• REQUIRED WORK:
Check each line of the material. Copy those containing "vermaas".

• WORKING DATA:
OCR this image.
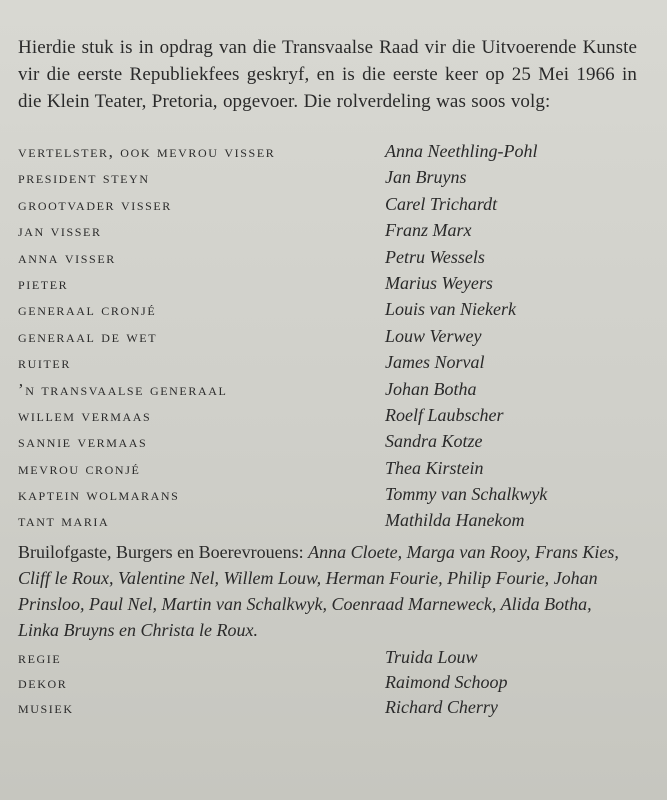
Hierdie stuk is in opdrag van die Transvaalse Raad vir die Uitvoerende Kunste vir die eerste Republiekfees geskryf, en is die eerste keer op 25 Mei 1966 in die Klein Teater, Pretoria, opgevoer. Die rolverdeling was soos volg:

vertelster, ook mevrou visser	Anna Neethling-Pohl
president steyn	Jan Bruyns
grootvader visser	Carel Trichardt
jan visser	Franz Marx
anna visser	Petru Wessels
pieter	Marius Weyers
generaal cronjé	Louis van Niekerk
generaal de wet	Louw Verwey
ruiter	James Norval
’n transvaalse generaal	Johan Botha
willem vermaas	Roelf Laubscher
sannie vermaas	Sandra Kotze
mevrou cronjé	Thea Kirstein
kaptein wolmarans	Tommy van Schalkwyk
tant maria	Mathilda Hanekom

Bruilofgaste, Burgers en Boerevrouens: Anna Cloete, Marga van Rooy, Frans Kies, Cliff le Roux, Valentine Nel, Willem Louw, Herman Fourie, Philip Fourie, Johan Prinsloo, Paul Nel, Martin van Schalkwyk, Coenraad Marneweck, Alida Botha, Linka Bruyns en Christa le Roux.

regie	Truida Louw
dekor	Raimond Schoop
musiek	Richard Cherry
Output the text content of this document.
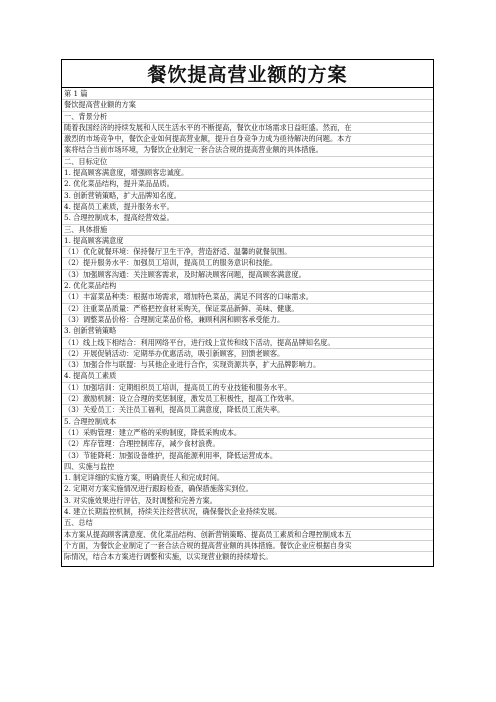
餐饮提高营业额的方案
第 1 篇
餐饮提高营业额的方案
一、背景分析
随着我国经济的持续发展和人民生活水平的不断提高，餐饮业市场需求日益旺盛。然而，在
激烈的市场竞争中，餐饮企业如何提高营业额，提升自身竞争力成为亟待解决的问题。本方
案将结合当前市场环境，为餐饮企业制定一套合法合规的提高营业额的具体措施。
二、目标定位
1. 提高顾客满意度，增强顾客忠诚度。
2. 优化菜品结构，提升菜品品质。
3. 创新营销策略，扩大品牌知名度。
4. 提高员工素质，提升服务水平。
5. 合理控制成本，提高经营效益。
三、具体措施
1. 提高顾客满意度
（1）优化就餐环境：保持餐厅卫生干净，营造舒适、温馨的就餐氛围。
（2）提升服务水平：加强员工培训，提高员工的服务意识和技能。
（3）加强顾客沟通：关注顾客需求，及时解决顾客问题，提高顾客满意度。
2. 优化菜品结构
（1）丰富菜品种类：根据市场需求，增加特色菜品，满足不同客的口味需求。
（2）注重菜品质量：严格把控食材采购关，保证菜品新鲜、美味、健康。
（3）调整菜品价格：合理制定菜品价格，兼顾利润和顾客承受能力。
3. 创新营销策略
（1）线上线下相结合：利用网络平台，进行线上宣传和线下活动，提高品牌知名度。
（2）开展促销活动：定期举办优惠活动，吸引新顾客，回馈老顾客。
（3）加强合作与联盟：与其他企业进行合作，实现资源共享，扩大品牌影响力。
4. 提高员工素质
（1）加强培训：定期组织员工培训，提高员工的专业技能和服务水平。
（2）激励机制：设立合理的奖惩制度，激发员工积极性，提高工作效率。
（3）关爱员工：关注员工福利，提高员工满意度，降低员工流失率。
5. 合理控制成本
（1）采购管理：建立严格的采购制度，降低采购成本。
（2）库存管理：合理控制库存，减少食材浪费。
（3）节能降耗：加强设备维护，提高能源利用率，降低运营成本。
四、实施与监控
1. 制定详细的实施方案，明确责任人和完成时间。
2. 定期对方案实施情况进行跟踪检查，确保措施落实到位。
3. 对实施效果进行评估，及时调整和完善方案。
4. 建立长期监控机制，持续关注经营状况，确保餐饮企业持续发展。
五、总结
本方案从提高顾客满意度、优化菜品结构、创新营销策略、提高员工素质和合理控制成本五
个方面，为餐饮企业制定了一套合法合规的提高营业额的具体措施。餐饮企业应根据自身实
际情况，结合本方案进行调整和实施，以实现营业额的持续增长。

• FINAL RESULT:
willem vermaas	Roelf Laubscher
sannie vermaas	Sandra Kotze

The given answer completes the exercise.